Once you have read the entries below, give them all again without any difference.

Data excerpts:
==*==
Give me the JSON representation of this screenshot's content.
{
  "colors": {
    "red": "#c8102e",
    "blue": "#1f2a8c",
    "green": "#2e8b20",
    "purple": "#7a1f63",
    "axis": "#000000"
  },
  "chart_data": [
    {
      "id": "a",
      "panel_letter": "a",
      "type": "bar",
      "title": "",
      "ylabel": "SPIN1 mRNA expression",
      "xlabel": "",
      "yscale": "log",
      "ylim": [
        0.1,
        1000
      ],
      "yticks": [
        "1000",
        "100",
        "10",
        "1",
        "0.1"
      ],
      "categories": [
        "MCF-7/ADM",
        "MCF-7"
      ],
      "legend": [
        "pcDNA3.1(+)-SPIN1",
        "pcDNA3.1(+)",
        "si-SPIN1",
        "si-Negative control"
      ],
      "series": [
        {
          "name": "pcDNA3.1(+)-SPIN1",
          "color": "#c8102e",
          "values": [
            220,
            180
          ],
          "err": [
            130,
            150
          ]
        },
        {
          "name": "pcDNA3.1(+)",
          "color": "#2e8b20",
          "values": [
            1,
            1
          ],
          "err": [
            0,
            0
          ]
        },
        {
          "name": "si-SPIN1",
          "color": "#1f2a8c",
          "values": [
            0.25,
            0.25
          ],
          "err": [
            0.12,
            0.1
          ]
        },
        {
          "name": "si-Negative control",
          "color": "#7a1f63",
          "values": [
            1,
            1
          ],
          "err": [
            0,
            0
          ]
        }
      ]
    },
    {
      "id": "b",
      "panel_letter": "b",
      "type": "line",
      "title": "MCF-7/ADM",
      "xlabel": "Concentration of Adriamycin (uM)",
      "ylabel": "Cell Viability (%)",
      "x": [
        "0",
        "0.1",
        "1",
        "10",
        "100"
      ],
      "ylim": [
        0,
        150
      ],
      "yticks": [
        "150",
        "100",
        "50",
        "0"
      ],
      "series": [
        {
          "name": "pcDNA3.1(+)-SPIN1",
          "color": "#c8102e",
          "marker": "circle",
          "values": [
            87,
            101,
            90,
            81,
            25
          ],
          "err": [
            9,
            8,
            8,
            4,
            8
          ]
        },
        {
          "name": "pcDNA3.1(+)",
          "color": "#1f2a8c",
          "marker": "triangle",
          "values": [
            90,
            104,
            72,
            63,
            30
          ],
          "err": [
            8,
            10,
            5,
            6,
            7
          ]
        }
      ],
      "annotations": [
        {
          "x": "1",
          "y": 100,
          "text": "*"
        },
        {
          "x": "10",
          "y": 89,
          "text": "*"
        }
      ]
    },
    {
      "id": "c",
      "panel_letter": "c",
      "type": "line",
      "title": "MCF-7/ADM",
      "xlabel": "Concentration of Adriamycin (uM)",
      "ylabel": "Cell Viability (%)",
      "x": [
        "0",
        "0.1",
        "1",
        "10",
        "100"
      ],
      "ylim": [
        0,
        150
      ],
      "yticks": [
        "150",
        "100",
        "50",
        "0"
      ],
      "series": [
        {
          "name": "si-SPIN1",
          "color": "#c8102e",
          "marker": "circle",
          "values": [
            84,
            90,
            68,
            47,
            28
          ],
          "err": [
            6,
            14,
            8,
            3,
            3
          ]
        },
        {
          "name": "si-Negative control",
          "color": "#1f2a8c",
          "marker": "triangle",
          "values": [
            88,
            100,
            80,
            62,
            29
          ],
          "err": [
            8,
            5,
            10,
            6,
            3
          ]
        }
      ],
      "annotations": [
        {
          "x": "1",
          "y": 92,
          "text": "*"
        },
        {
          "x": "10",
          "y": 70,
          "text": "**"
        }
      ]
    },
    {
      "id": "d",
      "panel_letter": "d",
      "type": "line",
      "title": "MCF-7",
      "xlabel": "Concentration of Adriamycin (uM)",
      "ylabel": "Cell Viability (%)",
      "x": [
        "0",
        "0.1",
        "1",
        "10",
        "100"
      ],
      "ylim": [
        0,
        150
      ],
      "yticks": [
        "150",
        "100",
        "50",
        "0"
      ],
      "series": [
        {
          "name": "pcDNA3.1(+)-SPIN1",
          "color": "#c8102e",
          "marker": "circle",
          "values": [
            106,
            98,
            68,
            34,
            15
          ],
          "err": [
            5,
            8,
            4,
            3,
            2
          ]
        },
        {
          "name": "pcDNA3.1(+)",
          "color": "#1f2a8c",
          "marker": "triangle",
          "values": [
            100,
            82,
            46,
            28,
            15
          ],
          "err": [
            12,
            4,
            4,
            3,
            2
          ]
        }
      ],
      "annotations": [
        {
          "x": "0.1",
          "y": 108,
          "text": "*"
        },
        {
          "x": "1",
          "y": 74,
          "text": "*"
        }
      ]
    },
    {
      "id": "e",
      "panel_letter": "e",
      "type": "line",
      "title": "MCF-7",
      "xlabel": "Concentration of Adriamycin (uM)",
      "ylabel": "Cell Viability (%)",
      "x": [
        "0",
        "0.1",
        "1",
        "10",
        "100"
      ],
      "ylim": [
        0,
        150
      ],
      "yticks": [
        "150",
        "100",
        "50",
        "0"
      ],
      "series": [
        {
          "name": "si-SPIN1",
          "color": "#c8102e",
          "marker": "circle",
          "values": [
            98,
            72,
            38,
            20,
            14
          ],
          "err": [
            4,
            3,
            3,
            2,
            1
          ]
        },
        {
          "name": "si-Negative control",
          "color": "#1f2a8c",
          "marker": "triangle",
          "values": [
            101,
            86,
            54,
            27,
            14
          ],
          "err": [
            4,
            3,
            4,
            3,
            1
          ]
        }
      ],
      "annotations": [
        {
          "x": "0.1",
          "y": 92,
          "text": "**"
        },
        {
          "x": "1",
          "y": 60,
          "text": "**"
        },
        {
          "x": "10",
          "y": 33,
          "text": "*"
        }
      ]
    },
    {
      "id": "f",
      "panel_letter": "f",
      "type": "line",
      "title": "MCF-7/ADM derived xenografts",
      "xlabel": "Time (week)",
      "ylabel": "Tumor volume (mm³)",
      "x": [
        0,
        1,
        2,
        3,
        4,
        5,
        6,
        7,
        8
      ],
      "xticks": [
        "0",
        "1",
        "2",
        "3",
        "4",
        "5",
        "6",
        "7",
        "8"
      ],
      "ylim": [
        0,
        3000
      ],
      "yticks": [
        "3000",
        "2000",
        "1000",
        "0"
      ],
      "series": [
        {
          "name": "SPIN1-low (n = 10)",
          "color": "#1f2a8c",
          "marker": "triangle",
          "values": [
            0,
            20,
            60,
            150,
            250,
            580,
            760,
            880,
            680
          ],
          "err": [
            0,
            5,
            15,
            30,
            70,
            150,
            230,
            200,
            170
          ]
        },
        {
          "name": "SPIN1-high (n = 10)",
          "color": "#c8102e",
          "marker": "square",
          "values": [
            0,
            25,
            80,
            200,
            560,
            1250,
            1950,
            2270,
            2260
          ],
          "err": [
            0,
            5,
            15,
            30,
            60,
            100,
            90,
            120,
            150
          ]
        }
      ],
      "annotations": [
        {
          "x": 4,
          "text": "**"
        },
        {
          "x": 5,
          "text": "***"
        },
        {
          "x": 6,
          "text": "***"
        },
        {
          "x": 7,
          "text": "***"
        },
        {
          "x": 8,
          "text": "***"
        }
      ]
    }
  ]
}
==*==
→ OUTPUT BELOW
Give me the JSON representation of this screenshot's content.
{
  "colors": {
    "red": "#c8102e",
    "blue": "#1f2a8c",
    "green": "#2e8b20",
    "purple": "#7a1f63",
    "axis": "#000000"
  },
  "chart_data": [
    {
      "id": "a",
      "panel_letter": "a",
      "type": "bar",
      "title": "",
      "ylabel": "SPIN1 mRNA expression",
      "xlabel": "",
      "yscale": "log",
      "ylim": [
        0.1,
        1000
      ],
      "yticks": [
        "1000",
        "100",
        "10",
        "1",
        "0.1"
      ],
      "categories": [
        "MCF-7/ADM",
        "MCF-7"
      ],
      "legend": [
        "pcDNA3.1(+)-SPIN1",
        "pcDNA3.1(+)",
        "si-SPIN1",
        "si-Negative control"
      ],
      "series": [
        {
          "name": "pcDNA3.1(+)-SPIN1",
          "color": "#c8102e",
          "values": [
            220,
            180
          ],
          "err": [
            130,
            150
          ]
        },
        {
          "name": "pcDNA3.1(+)",
          "color": "#2e8b20",
          "values": [
            1,
            1
          ],
          "err": [
            0,
            0
          ]
        },
        {
          "name": "si-SPIN1",
          "color": "#1f2a8c",
          "values": [
            0.25,
            0.25
          ],
          "err": [
            0.12,
            0.1
          ]
        },
        {
          "name": "si-Negative control",
          "color": "#7a1f63",
          "values": [
            1,
            1
          ],
          "err": [
            0,
            0
          ]
        }
      ]
    },
    {
      "id": "b",
      "panel_letter": "b",
      "type": "line",
      "title": "MCF-7/ADM",
      "xlabel": "Concentration of Adriamycin (uM)",
      "ylabel": "Cell Viability (%)",
      "x": [
        "0",
        "0.1",
        "1",
        "10",
        "100"
      ],
      "ylim": [
        0,
        150
      ],
      "yticks": [
        "150",
        "100",
        "50",
        "0"
      ],
      "series": [
        {
          "name": "pcDNA3.1(+)-SPIN1",
          "color": "#c8102e",
          "marker": "circle",
          "values": [
            87,
            101,
            90,
            81,
            25
          ],
          "err": [
            9,
            8,
            8,
            4,
            8
          ]
        },
        {
          "name": "pcDNA3.1(+)",
          "color": "#1f2a8c",
          "marker": "triangle",
          "values": [
            90,
            104,
            72,
            63,
            30
          ],
          "err": [
            8,
            10,
            5,
            6,
            7
          ]
        }
      ],
      "annotations": [
        {
          "x": "1",
          "y": 100,
          "text": "*"
        },
        {
          "x": "10",
          "y": 89,
          "text": "*"
        }
      ]
    },
    {
      "id": "c",
      "panel_letter": "c",
      "type": "line",
      "title": "MCF-7/ADM",
      "xlabel": "Concentration of Adriamycin (uM)",
      "ylabel": "Cell Viability (%)",
      "x": [
        "0",
        "0.1",
        "1",
        "10",
        "100"
      ],
      "ylim": [
        0,
        150
      ],
      "yticks": [
        "150",
        "100",
        "50",
        "0"
      ],
      "series": [
        {
          "name": "si-SPIN1",
          "color": "#c8102e",
          "marker": "circle",
          "values": [
            84,
            90,
            68,
            47,
            28
          ],
          "err": [
            6,
            14,
            8,
            3,
            3
          ]
        },
        {
          "name": "si-Negative control",
          "color": "#1f2a8c",
          "marker": "triangle",
          "values": [
            88,
            100,
            80,
            62,
            29
          ],
          "err": [
            8,
            5,
            10,
            6,
            3
          ]
        }
      ],
      "annotations": [
        {
          "x": "1",
          "y": 92,
          "text": "*"
        },
        {
          "x": "10",
          "y": 70,
          "text": "**"
        }
      ]
    },
    {
      "id": "d",
      "panel_letter": "d",
      "type": "line",
      "title": "MCF-7",
      "xlabel": "Concentration of Adriamycin (uM)",
      "ylabel": "Cell Viability (%)",
      "x": [
        "0",
        "0.1",
        "1",
        "10",
        "100"
      ],
      "ylim": [
        0,
        150
      ],
      "yticks": [
        "150",
        "100",
        "50",
        "0"
      ],
      "series": [
        {
          "name": "pcDNA3.1(+)-SPIN1",
          "color": "#c8102e",
          "marker": "circle",
          "values": [
            106,
            98,
            68,
            34,
            15
          ],
          "err": [
            5,
            8,
            4,
            3,
            2
          ]
        },
        {
          "name": "pcDNA3.1(+)",
          "color": "#1f2a8c",
          "marker": "triangle",
          "values": [
            100,
            82,
            46,
            28,
            15
          ],
          "err": [
            12,
            4,
            4,
            3,
            2
          ]
        }
      ],
      "annotations": [
        {
          "x": "0.1",
          "y": 108,
          "text": "*"
        },
        {
          "x": "1",
          "y": 74,
          "text": "*"
        }
      ]
    },
    {
      "id": "e",
      "panel_letter": "e",
      "type": "line",
      "title": "MCF-7",
      "xlabel": "Concentration of Adriamycin (uM)",
      "ylabel": "Cell Viability (%)",
      "x": [
        "0",
        "0.1",
        "1",
        "10",
        "100"
      ],
      "ylim": [
        0,
        150
      ],
      "yticks": [
        "150",
        "100",
        "50",
        "0"
      ],
      "series": [
        {
          "name": "si-SPIN1",
          "color": "#c8102e",
          "marker": "circle",
          "values": [
            98,
            72,
            38,
            20,
            14
          ],
          "err": [
            4,
            3,
            3,
            2,
            1
          ]
        },
        {
          "name": "si-Negative control",
          "color": "#1f2a8c",
          "marker": "triangle",
          "values": [
            101,
            86,
            54,
            27,
            14
          ],
          "err": [
            4,
            3,
            4,
            3,
            1
          ]
        }
      ],
      "annotations": [
        {
          "x": "0.1",
          "y": 92,
          "text": "**"
        },
        {
          "x": "1",
          "y": 60,
          "text": "**"
        },
        {
          "x": "10",
          "y": 33,
          "text": "*"
        }
      ]
    },
    {
      "id": "f",
      "panel_letter": "f",
      "type": "line",
      "title": "MCF-7/ADM derived xenografts",
      "xlabel": "Time (week)",
      "ylabel": "Tumor volume (mm³)",
      "x": [
        0,
        1,
        2,
        3,
        4,
        5,
        6,
        7,
        8
      ],
      "xticks": [
        "0",
        "1",
        "2",
        "3",
        "4",
        "5",
        "6",
        "7",
        "8"
      ],
      "ylim": [
        0,
        3000
      ],
      "yticks": [
        "3000",
        "2000",
        "1000",
        "0"
      ],
      "series": [
        {
          "name": "SPIN1-low (n = 10)",
          "color": "#1f2a8c",
          "marker": "triangle",
          "values": [
            0,
            20,
            60,
            150,
            250,
            580,
            760,
            880,
            680
          ],
          "err": [
            0,
            5,
            15,
            30,
            70,
            150,
            230,
            200,
            170
          ]
        },
        {
          "name": "SPIN1-high (n = 10)",
          "color": "#c8102e",
          "marker": "square",
          "values": [
            0,
            25,
            80,
            200,
            560,
            1250,
            1950,
            2270,
            2260
          ],
          "err": [
            0,
            5,
            15,
            30,
            60,
            100,
            90,
            120,
            150
          ]
        }
      ],
      "annotations": [
        {
          "x": 4,
          "text": "**"
        },
        {
          "x": 5,
          "text": "***"
        },
        {
          "x": 6,
          "text": "***"
        },
        {
          "x": 7,
          "text": "***"
        },
        {
          "x": 8,
          "text": "***"
        }
      ]
    }
  ]
}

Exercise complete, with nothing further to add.